__What you have to do__. Copy the records that follow exactly as written, but not their pictures.

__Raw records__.

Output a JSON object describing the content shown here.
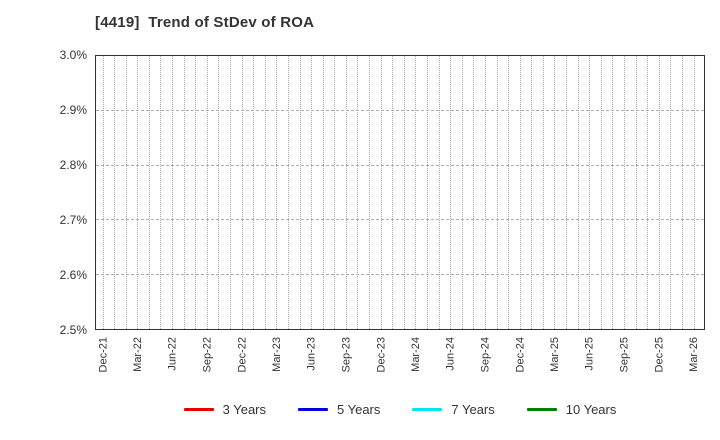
{
  "header": {
    "title": "[4419]  Trend of StDev of ROA"
  },
  "chart_data": {
    "type": "line",
    "title": "[4419]  Trend of StDev of ROA",
    "xlabel": "",
    "ylabel": "",
    "x_tick_labels": [
      "Dec-21",
      "Mar-22",
      "Jun-22",
      "Sep-22",
      "Dec-22",
      "Mar-23",
      "Jun-23",
      "Sep-23",
      "Dec-23",
      "Mar-24",
      "Jun-24",
      "Sep-24",
      "Dec-24",
      "Mar-25",
      "Jun-25",
      "Sep-25",
      "Dec-25",
      "Mar-26"
    ],
    "minor_vertical_gridlines": "monthly (every month between quarterly tick labels)",
    "y_tick_labels": [
      "3.0%",
      "2.9%",
      "2.8%",
      "2.7%",
      "2.6%",
      "2.5%"
    ],
    "ylim": [
      2.5,
      3.0
    ],
    "y_tick_step": 0.1,
    "grid": true,
    "legend_position": "bottom",
    "plot_empty": true,
    "series": [
      {
        "name": "3 Years",
        "color": "#e80000",
        "values": []
      },
      {
        "name": "5 Years",
        "color": "#0000dd",
        "values": []
      },
      {
        "name": "7 Years",
        "color": "#00e5ee",
        "values": []
      },
      {
        "name": "10 Years",
        "color": "#008000",
        "values": []
      }
    ]
  },
  "colors": {
    "background": "#ffffff",
    "title_text": "#333333",
    "tick_text": "#333333",
    "axis_frame": "#333333",
    "gridline": "#b0b0b0"
  }
}
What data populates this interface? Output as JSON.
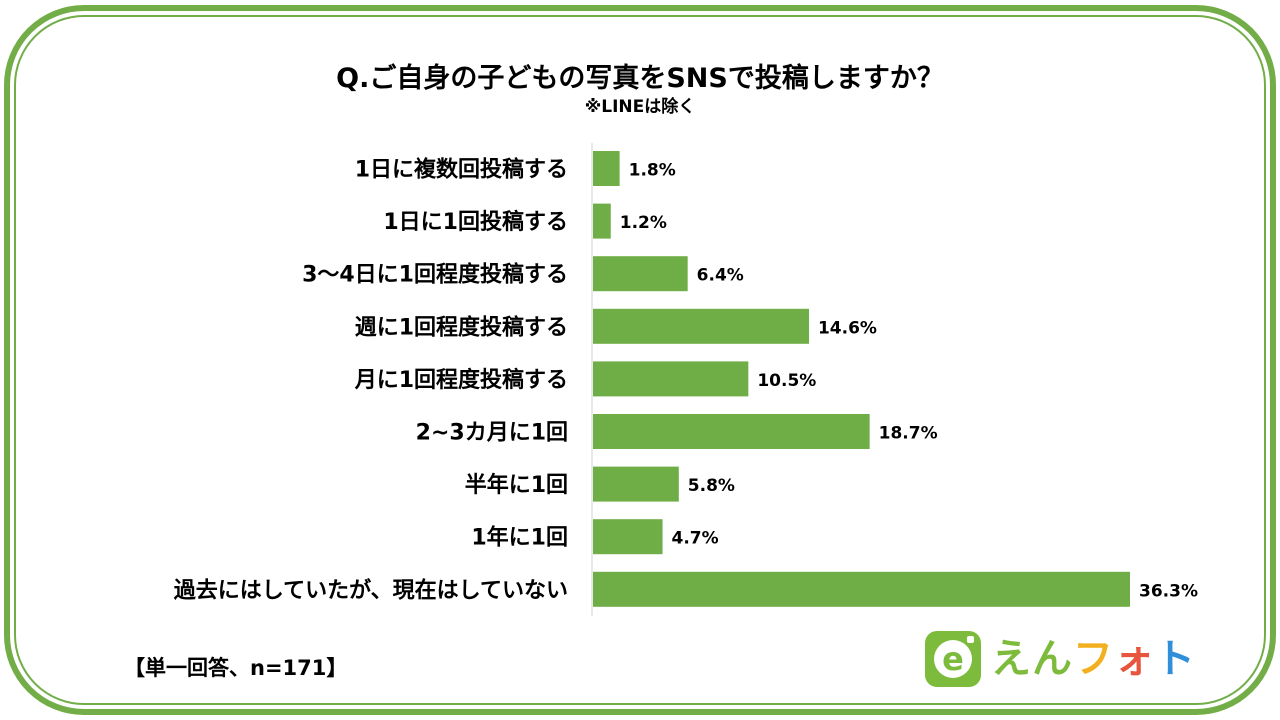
{
  "title": "Q.ご自身の子どもの写真をSNSで投稿しますか？",
  "subtitle": "※LINEは除く",
  "footnote": "【単一回答、n=171】",
  "logo": {
    "mark": "e",
    "text_chars": [
      "え",
      "ん",
      "フ",
      "ォ",
      "ト"
    ],
    "text_colors": [
      "#7dbb3c",
      "#7dbb3c",
      "#f2b01e",
      "#e8553f",
      "#2f8fd8"
    ],
    "mark_color": "#7dbb3c"
  },
  "colors": {
    "bar": "#6fad47",
    "frame": "#72ad47"
  },
  "chart_data": {
    "type": "bar",
    "orientation": "horizontal",
    "title": "Q.ご自身の子どもの写真をSNSで投稿しますか？",
    "subtitle": "※LINEは除く",
    "categories": [
      "1日に複数回投稿する",
      "1日に1回投稿する",
      "3〜4日に1回程度投稿する",
      "週に1回程度投稿する",
      "月に1回程度投稿する",
      "2~3カ月に1回",
      "半年に1回",
      "1年に1回",
      "過去にはしていたが、現在はしていない"
    ],
    "values": [
      1.8,
      1.2,
      6.4,
      14.6,
      10.5,
      18.7,
      5.8,
      4.7,
      36.3
    ],
    "value_labels": [
      "1.8%",
      "1.2%",
      "6.4%",
      "14.6%",
      "10.5%",
      "18.7%",
      "5.8%",
      "4.7%",
      "36.3%"
    ],
    "unit": "%",
    "xlim": [
      0,
      36.3
    ],
    "grid": false,
    "legend": "none"
  }
}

__Answer__.
Output a JSON object describing the content shown here.
{
  "header": {
    "title": "[4419]  Trend of StDev of ROA"
  },
  "chart_data": {
    "type": "line",
    "title": "[4419]  Trend of StDev of ROA",
    "xlabel": "",
    "ylabel": "",
    "x_tick_labels": [
      "Dec-21",
      "Mar-22",
      "Jun-22",
      "Sep-22",
      "Dec-22",
      "Mar-23",
      "Jun-23",
      "Sep-23",
      "Dec-23",
      "Mar-24",
      "Jun-24",
      "Sep-24",
      "Dec-24",
      "Mar-25",
      "Jun-25",
      "Sep-25",
      "Dec-25",
      "Mar-26"
    ],
    "minor_vertical_gridlines": "monthly (every month between quarterly tick labels)",
    "y_tick_labels": [
      "3.0%",
      "2.9%",
      "2.8%",
      "2.7%",
      "2.6%",
      "2.5%"
    ],
    "ylim": [
      2.5,
      3.0
    ],
    "y_tick_step": 0.1,
    "grid": true,
    "legend_position": "bottom",
    "plot_empty": true,
    "series": [
      {
        "name": "3 Years",
        "color": "#e80000",
        "values": []
      },
      {
        "name": "5 Years",
        "color": "#0000dd",
        "values": []
      },
      {
        "name": "7 Years",
        "color": "#00e5ee",
        "values": []
      },
      {
        "name": "10 Years",
        "color": "#008000",
        "values": []
      }
    ]
  },
  "colors": {
    "background": "#ffffff",
    "title_text": "#333333",
    "tick_text": "#333333",
    "axis_frame": "#333333",
    "gridline": "#b0b0b0"
  }
}
What data populates this interface? Output as JSON.
{
  "title": "Q.ご自身の子どもの写真をSNSで投稿しますか？",
  "subtitle": "※LINEは除く",
  "footnote": "【単一回答、n=171】",
  "logo": {
    "mark": "e",
    "text_chars": [
      "え",
      "ん",
      "フ",
      "ォ",
      "ト"
    ],
    "text_colors": [
      "#7dbb3c",
      "#7dbb3c",
      "#f2b01e",
      "#e8553f",
      "#2f8fd8"
    ],
    "mark_color": "#7dbb3c"
  },
  "colors": {
    "bar": "#6fad47",
    "frame": "#72ad47"
  },
  "chart_data": {
    "type": "bar",
    "orientation": "horizontal",
    "title": "Q.ご自身の子どもの写真をSNSで投稿しますか？",
    "subtitle": "※LINEは除く",
    "categories": [
      "1日に複数回投稿する",
      "1日に1回投稿する",
      "3〜4日に1回程度投稿する",
      "週に1回程度投稿する",
      "月に1回程度投稿する",
      "2~3カ月に1回",
      "半年に1回",
      "1年に1回",
      "過去にはしていたが、現在はしていない"
    ],
    "values": [
      1.8,
      1.2,
      6.4,
      14.6,
      10.5,
      18.7,
      5.8,
      4.7,
      36.3
    ],
    "value_labels": [
      "1.8%",
      "1.2%",
      "6.4%",
      "14.6%",
      "10.5%",
      "18.7%",
      "5.8%",
      "4.7%",
      "36.3%"
    ],
    "unit": "%",
    "xlim": [
      0,
      36.3
    ],
    "grid": false,
    "legend": "none"
  }
}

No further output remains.